**Exercise prompt:** Every line of the records that holds the word "Belitz" should be copied out.

**Records for the exercise:**
== Segment start ==

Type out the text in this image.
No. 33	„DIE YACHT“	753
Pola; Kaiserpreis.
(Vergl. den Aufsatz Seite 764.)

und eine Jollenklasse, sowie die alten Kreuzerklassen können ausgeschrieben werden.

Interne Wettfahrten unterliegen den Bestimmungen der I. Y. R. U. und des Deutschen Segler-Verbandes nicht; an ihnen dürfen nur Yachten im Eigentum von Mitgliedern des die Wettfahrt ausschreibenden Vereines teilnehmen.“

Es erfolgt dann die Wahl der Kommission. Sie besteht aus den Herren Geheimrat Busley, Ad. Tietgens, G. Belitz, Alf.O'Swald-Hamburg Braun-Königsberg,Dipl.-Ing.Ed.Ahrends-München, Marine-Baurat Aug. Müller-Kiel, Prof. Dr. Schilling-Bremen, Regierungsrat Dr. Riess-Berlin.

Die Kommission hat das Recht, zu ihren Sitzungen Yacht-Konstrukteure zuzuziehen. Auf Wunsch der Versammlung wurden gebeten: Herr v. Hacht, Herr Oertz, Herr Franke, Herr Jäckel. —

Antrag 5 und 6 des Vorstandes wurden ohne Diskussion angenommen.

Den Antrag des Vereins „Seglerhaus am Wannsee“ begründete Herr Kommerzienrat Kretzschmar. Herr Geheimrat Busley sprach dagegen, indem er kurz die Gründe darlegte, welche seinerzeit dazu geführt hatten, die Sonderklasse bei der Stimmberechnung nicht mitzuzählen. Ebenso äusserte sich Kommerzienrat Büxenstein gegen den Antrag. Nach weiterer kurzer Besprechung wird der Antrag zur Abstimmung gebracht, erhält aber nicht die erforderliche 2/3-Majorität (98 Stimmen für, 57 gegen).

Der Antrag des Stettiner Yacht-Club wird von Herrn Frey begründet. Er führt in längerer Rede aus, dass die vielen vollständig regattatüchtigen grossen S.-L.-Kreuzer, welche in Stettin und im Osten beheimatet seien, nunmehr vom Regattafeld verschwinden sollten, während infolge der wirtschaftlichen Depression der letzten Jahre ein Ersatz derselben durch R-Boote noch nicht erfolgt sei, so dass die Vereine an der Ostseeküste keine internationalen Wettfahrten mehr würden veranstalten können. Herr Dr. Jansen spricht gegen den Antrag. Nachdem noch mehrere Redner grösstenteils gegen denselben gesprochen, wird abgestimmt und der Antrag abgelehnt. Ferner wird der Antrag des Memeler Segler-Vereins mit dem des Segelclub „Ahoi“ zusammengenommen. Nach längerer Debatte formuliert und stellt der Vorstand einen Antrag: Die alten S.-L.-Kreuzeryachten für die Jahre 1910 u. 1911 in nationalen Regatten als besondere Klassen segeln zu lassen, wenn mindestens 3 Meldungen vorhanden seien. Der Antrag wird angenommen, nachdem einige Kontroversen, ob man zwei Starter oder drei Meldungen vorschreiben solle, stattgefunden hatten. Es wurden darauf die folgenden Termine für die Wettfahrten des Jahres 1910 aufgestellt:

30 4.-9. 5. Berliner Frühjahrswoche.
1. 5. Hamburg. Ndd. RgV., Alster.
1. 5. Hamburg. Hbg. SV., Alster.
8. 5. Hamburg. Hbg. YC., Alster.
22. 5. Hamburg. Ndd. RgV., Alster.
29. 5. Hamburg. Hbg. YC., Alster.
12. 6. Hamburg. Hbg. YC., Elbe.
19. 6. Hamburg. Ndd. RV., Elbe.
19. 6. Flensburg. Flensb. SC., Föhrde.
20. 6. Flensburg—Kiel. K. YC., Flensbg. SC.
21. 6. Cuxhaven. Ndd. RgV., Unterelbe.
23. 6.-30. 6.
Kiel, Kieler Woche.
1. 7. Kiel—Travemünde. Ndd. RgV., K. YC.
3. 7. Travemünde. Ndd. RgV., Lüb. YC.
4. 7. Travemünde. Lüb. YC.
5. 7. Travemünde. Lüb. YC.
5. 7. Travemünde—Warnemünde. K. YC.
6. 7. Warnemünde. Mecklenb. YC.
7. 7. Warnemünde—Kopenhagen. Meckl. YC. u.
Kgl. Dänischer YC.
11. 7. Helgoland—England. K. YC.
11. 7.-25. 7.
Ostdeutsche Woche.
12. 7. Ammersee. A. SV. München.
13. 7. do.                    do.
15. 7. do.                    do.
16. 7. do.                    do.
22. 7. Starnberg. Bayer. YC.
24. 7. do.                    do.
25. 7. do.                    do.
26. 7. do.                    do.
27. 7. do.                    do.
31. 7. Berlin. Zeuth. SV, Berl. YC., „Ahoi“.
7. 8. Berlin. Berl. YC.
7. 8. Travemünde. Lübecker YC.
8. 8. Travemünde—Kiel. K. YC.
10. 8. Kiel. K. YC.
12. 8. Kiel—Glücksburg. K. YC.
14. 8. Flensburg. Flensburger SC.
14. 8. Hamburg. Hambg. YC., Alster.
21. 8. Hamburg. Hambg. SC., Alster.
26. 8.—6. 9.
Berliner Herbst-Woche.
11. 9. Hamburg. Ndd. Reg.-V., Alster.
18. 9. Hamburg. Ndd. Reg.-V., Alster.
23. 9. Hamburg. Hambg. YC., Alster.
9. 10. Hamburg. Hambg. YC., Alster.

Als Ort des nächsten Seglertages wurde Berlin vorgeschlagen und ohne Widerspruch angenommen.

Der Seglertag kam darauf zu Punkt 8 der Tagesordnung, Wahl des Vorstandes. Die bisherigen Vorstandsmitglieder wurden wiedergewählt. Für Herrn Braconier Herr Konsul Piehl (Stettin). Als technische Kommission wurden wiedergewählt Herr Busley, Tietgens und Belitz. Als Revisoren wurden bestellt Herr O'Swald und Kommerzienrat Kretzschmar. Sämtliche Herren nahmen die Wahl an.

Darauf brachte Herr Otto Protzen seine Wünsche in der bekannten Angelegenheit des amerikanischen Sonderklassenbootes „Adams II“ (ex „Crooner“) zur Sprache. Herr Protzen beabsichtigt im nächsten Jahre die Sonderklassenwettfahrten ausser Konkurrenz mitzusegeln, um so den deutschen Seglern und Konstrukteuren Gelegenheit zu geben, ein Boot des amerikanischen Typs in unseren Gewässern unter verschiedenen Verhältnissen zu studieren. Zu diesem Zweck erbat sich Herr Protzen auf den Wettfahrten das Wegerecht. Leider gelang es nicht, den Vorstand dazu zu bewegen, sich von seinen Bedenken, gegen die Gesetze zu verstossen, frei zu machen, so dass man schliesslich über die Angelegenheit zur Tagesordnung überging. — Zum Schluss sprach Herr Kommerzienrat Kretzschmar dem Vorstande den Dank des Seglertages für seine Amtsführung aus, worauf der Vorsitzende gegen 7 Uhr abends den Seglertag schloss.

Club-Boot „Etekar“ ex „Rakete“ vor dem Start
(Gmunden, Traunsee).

== Segment end ==

**Answer to this task:**
Es erfolgt dann die Wahl der Kommission. Sie besteht aus den Herren Geheimrat Busley, Ad. Tietgens, G. Belitz, Alf.O'Swald-Hamburg Braun-Königsberg,Dipl.-Ing.Ed.Ahrends-München, Marine-Baurat Aug. Müller-Kiel, Prof. Dr. Schilling-Bremen, Regierungsrat Dr. Riess-Berlin.
Der Seglertag kam darauf zu Punkt 8 der Tagesordnung, Wahl des Vorstandes. Die bisherigen Vorstandsmitglieder wurden wiedergewählt. Für Herrn Braconier Herr Konsul Piehl (Stettin). Als technische Kommission wurden wiedergewählt Herr Busley, Tietgens und Belitz. Als Revisoren wurden bestellt Herr O'Swald und Kommerzienrat Kretzschmar. Sämtliche Herren nahmen die Wahl an.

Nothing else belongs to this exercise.